◆ **Task goal**:
Copy each line of the data below exactly, leaving out pictures.

┌─ Data

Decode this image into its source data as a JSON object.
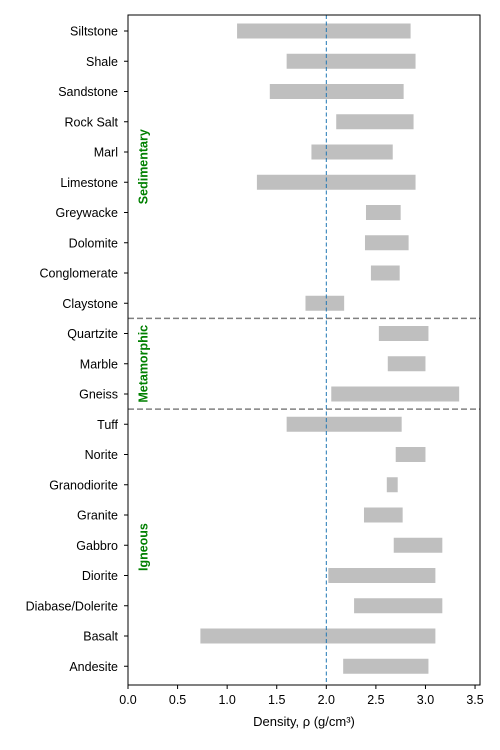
{
  "chart_data": {
    "type": "bar",
    "orientation": "horizontal-range",
    "xlabel": "Density, ρ (g/cm³)",
    "xlim": [
      0.0,
      3.55
    ],
    "x_ticks": [
      "0.0",
      "0.5",
      "1.0",
      "1.5",
      "2.0",
      "2.5",
      "3.0",
      "3.5"
    ],
    "bar_color": "#bfbfbf",
    "reference_line": {
      "x": 2.0,
      "color": "#1f77b4",
      "style": "dashed"
    },
    "group_color": "#008000",
    "groups": [
      {
        "name": "Sedimentary",
        "rows": [
          "Siltstone",
          "Shale",
          "Sandstone",
          "Rock Salt",
          "Marl",
          "Limestone",
          "Greywacke",
          "Dolomite",
          "Conglomerate",
          "Claystone"
        ]
      },
      {
        "name": "Metamorphic",
        "rows": [
          "Quartzite",
          "Marble",
          "Gneiss"
        ]
      },
      {
        "name": "Igneous",
        "rows": [
          "Tuff",
          "Norite",
          "Granodiorite",
          "Granite",
          "Gabbro",
          "Diorite",
          "Diabase/Dolerite",
          "Basalt",
          "Andesite"
        ]
      }
    ],
    "rows": [
      {
        "name": "Siltstone",
        "min": 1.1,
        "max": 2.85
      },
      {
        "name": "Shale",
        "min": 1.6,
        "max": 2.9
      },
      {
        "name": "Sandstone",
        "min": 1.43,
        "max": 2.78
      },
      {
        "name": "Rock Salt",
        "min": 2.1,
        "max": 2.88
      },
      {
        "name": "Marl",
        "min": 1.85,
        "max": 2.67
      },
      {
        "name": "Limestone",
        "min": 1.3,
        "max": 2.9
      },
      {
        "name": "Greywacke",
        "min": 2.4,
        "max": 2.75
      },
      {
        "name": "Dolomite",
        "min": 2.39,
        "max": 2.83
      },
      {
        "name": "Conglomerate",
        "min": 2.45,
        "max": 2.74
      },
      {
        "name": "Claystone",
        "min": 1.79,
        "max": 2.18
      },
      {
        "name": "Quartzite",
        "min": 2.53,
        "max": 3.03
      },
      {
        "name": "Marble",
        "min": 2.62,
        "max": 3.0
      },
      {
        "name": "Gneiss",
        "min": 2.05,
        "max": 3.34
      },
      {
        "name": "Tuff",
        "min": 1.6,
        "max": 2.76
      },
      {
        "name": "Norite",
        "min": 2.7,
        "max": 3.0
      },
      {
        "name": "Granodiorite",
        "min": 2.61,
        "max": 2.72
      },
      {
        "name": "Granite",
        "min": 2.38,
        "max": 2.77
      },
      {
        "name": "Gabbro",
        "min": 2.68,
        "max": 3.17
      },
      {
        "name": "Diorite",
        "min": 2.02,
        "max": 3.1
      },
      {
        "name": "Diabase/Dolerite",
        "min": 2.28,
        "max": 3.17
      },
      {
        "name": "Basalt",
        "min": 0.73,
        "max": 3.1
      },
      {
        "name": "Andesite",
        "min": 2.17,
        "max": 3.03
      }
    ]
  }
}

└─

◆ **Exercise result**:
Decode this image into its source data as a JSON object.
{
  "chart_data": {
    "type": "bar",
    "orientation": "horizontal-range",
    "xlabel": "Density, ρ (g/cm³)",
    "xlim": [
      0.0,
      3.55
    ],
    "x_ticks": [
      "0.0",
      "0.5",
      "1.0",
      "1.5",
      "2.0",
      "2.5",
      "3.0",
      "3.5"
    ],
    "bar_color": "#bfbfbf",
    "reference_line": {
      "x": 2.0,
      "color": "#1f77b4",
      "style": "dashed"
    },
    "group_color": "#008000",
    "groups": [
      {
        "name": "Sedimentary",
        "rows": [
          "Siltstone",
          "Shale",
          "Sandstone",
          "Rock Salt",
          "Marl",
          "Limestone",
          "Greywacke",
          "Dolomite",
          "Conglomerate",
          "Claystone"
        ]
      },
      {
        "name": "Metamorphic",
        "rows": [
          "Quartzite",
          "Marble",
          "Gneiss"
        ]
      },
      {
        "name": "Igneous",
        "rows": [
          "Tuff",
          "Norite",
          "Granodiorite",
          "Granite",
          "Gabbro",
          "Diorite",
          "Diabase/Dolerite",
          "Basalt",
          "Andesite"
        ]
      }
    ],
    "rows": [
      {
        "name": "Siltstone",
        "min": 1.1,
        "max": 2.85
      },
      {
        "name": "Shale",
        "min": 1.6,
        "max": 2.9
      },
      {
        "name": "Sandstone",
        "min": 1.43,
        "max": 2.78
      },
      {
        "name": "Rock Salt",
        "min": 2.1,
        "max": 2.88
      },
      {
        "name": "Marl",
        "min": 1.85,
        "max": 2.67
      },
      {
        "name": "Limestone",
        "min": 1.3,
        "max": 2.9
      },
      {
        "name": "Greywacke",
        "min": 2.4,
        "max": 2.75
      },
      {
        "name": "Dolomite",
        "min": 2.39,
        "max": 2.83
      },
      {
        "name": "Conglomerate",
        "min": 2.45,
        "max": 2.74
      },
      {
        "name": "Claystone",
        "min": 1.79,
        "max": 2.18
      },
      {
        "name": "Quartzite",
        "min": 2.53,
        "max": 3.03
      },
      {
        "name": "Marble",
        "min": 2.62,
        "max": 3.0
      },
      {
        "name": "Gneiss",
        "min": 2.05,
        "max": 3.34
      },
      {
        "name": "Tuff",
        "min": 1.6,
        "max": 2.76
      },
      {
        "name": "Norite",
        "min": 2.7,
        "max": 3.0
      },
      {
        "name": "Granodiorite",
        "min": 2.61,
        "max": 2.72
      },
      {
        "name": "Granite",
        "min": 2.38,
        "max": 2.77
      },
      {
        "name": "Gabbro",
        "min": 2.68,
        "max": 3.17
      },
      {
        "name": "Diorite",
        "min": 2.02,
        "max": 3.1
      },
      {
        "name": "Diabase/Dolerite",
        "min": 2.28,
        "max": 3.17
      },
      {
        "name": "Basalt",
        "min": 0.73,
        "max": 3.1
      },
      {
        "name": "Andesite",
        "min": 2.17,
        "max": 3.03
      }
    ]
  }
}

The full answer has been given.